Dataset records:
┌────────
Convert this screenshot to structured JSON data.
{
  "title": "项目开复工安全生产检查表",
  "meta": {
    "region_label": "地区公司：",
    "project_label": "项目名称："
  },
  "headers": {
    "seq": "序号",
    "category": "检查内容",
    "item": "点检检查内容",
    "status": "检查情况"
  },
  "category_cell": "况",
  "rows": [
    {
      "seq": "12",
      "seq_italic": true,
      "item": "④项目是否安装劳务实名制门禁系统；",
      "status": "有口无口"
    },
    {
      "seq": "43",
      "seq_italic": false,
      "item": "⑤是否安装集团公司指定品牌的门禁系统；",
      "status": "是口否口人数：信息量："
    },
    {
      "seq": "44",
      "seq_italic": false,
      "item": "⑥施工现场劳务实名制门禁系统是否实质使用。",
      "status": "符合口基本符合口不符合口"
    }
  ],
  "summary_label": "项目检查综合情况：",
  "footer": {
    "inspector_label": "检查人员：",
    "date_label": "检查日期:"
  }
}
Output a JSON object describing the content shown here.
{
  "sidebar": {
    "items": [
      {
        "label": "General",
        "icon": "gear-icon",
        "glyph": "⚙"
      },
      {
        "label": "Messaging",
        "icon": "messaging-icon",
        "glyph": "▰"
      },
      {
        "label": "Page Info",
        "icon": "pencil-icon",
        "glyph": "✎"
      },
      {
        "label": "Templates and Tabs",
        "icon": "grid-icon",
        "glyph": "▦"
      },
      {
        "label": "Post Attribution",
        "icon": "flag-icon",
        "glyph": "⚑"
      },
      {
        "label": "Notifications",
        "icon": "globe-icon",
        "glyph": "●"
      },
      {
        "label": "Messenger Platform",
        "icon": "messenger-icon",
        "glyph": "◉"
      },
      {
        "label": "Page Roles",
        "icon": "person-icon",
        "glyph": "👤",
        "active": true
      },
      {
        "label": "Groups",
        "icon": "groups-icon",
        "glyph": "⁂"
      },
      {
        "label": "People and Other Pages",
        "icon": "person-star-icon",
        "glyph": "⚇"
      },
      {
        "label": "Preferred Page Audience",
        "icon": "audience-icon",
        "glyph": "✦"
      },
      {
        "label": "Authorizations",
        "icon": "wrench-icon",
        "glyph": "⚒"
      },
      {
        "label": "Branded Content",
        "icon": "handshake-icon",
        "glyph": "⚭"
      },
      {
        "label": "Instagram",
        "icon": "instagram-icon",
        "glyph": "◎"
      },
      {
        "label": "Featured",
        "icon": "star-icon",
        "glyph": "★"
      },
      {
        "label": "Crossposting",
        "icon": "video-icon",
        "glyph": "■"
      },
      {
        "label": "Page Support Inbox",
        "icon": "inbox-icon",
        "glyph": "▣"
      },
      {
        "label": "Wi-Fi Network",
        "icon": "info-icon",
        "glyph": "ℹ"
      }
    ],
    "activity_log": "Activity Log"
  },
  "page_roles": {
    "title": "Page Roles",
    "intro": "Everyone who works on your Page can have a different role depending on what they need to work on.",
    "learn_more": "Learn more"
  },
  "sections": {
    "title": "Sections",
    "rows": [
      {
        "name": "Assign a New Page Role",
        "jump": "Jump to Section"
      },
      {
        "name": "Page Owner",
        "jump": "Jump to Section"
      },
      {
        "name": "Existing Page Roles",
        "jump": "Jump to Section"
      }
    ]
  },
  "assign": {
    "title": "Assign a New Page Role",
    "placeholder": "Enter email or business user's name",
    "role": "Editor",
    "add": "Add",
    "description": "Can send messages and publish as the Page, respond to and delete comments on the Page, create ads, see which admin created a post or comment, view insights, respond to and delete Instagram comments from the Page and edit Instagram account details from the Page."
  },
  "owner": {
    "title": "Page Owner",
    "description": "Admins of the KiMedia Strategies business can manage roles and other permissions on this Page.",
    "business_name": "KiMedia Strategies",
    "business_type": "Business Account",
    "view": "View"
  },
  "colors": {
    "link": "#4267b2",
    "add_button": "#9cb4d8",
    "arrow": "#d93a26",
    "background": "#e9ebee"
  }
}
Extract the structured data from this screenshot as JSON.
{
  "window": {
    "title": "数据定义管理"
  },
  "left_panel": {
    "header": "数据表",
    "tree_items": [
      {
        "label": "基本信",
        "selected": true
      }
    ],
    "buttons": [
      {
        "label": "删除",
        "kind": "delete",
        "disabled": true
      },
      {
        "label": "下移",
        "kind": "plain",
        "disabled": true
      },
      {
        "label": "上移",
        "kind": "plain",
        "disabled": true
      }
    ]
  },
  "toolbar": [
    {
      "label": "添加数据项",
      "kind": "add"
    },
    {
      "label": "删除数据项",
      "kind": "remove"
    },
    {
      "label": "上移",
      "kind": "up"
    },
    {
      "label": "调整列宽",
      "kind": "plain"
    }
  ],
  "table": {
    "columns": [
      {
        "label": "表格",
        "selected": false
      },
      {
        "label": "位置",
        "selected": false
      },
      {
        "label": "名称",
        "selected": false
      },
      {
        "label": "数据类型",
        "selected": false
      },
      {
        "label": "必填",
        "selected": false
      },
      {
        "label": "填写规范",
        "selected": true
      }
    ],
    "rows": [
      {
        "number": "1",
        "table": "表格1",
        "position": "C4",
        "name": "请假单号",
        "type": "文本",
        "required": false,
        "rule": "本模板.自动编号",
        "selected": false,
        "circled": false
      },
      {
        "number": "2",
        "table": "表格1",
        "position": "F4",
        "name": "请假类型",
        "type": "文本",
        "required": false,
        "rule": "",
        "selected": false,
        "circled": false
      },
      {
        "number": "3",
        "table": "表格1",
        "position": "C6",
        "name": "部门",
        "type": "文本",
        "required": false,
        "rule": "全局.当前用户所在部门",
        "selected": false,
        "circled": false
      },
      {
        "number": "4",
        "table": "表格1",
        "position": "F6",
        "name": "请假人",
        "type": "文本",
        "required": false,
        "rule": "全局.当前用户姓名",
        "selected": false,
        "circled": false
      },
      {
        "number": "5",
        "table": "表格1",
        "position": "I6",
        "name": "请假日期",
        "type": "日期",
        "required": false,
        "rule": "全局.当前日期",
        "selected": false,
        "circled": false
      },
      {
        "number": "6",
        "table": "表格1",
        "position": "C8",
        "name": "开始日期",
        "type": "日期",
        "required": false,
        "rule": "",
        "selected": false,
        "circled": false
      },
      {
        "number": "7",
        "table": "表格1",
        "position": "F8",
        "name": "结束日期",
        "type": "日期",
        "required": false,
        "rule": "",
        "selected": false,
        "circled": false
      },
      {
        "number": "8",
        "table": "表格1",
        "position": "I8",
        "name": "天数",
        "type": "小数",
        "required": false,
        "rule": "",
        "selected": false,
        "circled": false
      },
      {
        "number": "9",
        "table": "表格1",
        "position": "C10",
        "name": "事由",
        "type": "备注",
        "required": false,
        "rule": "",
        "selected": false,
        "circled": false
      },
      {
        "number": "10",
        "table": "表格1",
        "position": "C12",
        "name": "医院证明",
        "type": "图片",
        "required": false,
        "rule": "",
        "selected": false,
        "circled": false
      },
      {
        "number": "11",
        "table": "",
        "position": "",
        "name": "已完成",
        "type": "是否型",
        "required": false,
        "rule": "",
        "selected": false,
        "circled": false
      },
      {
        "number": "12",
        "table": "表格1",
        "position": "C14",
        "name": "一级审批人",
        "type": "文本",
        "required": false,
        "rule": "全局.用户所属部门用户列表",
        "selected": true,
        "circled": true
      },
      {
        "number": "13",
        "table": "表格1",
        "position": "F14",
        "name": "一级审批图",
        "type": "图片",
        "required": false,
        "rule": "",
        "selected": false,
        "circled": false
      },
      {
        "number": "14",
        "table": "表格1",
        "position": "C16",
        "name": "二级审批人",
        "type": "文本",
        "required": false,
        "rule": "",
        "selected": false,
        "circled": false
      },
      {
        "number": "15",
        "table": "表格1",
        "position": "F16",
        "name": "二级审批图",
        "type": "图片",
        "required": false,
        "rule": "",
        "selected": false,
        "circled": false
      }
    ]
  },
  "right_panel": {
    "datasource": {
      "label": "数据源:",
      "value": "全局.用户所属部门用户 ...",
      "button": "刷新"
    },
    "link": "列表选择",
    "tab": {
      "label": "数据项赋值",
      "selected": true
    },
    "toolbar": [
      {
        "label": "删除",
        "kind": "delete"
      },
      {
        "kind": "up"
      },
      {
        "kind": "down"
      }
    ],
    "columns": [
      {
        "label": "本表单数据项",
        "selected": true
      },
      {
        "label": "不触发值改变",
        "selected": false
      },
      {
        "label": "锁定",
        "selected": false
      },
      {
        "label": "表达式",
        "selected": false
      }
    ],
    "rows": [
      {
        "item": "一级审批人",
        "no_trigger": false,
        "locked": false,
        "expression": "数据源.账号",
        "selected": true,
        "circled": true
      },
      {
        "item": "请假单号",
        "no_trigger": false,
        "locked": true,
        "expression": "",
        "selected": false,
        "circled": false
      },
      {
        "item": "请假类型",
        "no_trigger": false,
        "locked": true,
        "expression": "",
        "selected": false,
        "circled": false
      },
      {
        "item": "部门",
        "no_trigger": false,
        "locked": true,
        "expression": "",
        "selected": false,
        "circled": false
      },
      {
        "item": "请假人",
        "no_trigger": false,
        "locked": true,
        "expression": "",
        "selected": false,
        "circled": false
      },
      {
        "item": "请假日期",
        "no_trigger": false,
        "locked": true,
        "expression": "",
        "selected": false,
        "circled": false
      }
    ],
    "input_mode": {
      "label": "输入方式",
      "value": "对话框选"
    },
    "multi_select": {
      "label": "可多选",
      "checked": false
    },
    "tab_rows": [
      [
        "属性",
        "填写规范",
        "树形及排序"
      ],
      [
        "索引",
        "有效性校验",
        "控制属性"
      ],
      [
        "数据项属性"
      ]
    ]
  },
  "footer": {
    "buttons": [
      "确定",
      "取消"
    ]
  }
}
└────────
Looking at the data above, how many lines hold the word "kind"? Respond with the number alone.

**Result for this task:** 10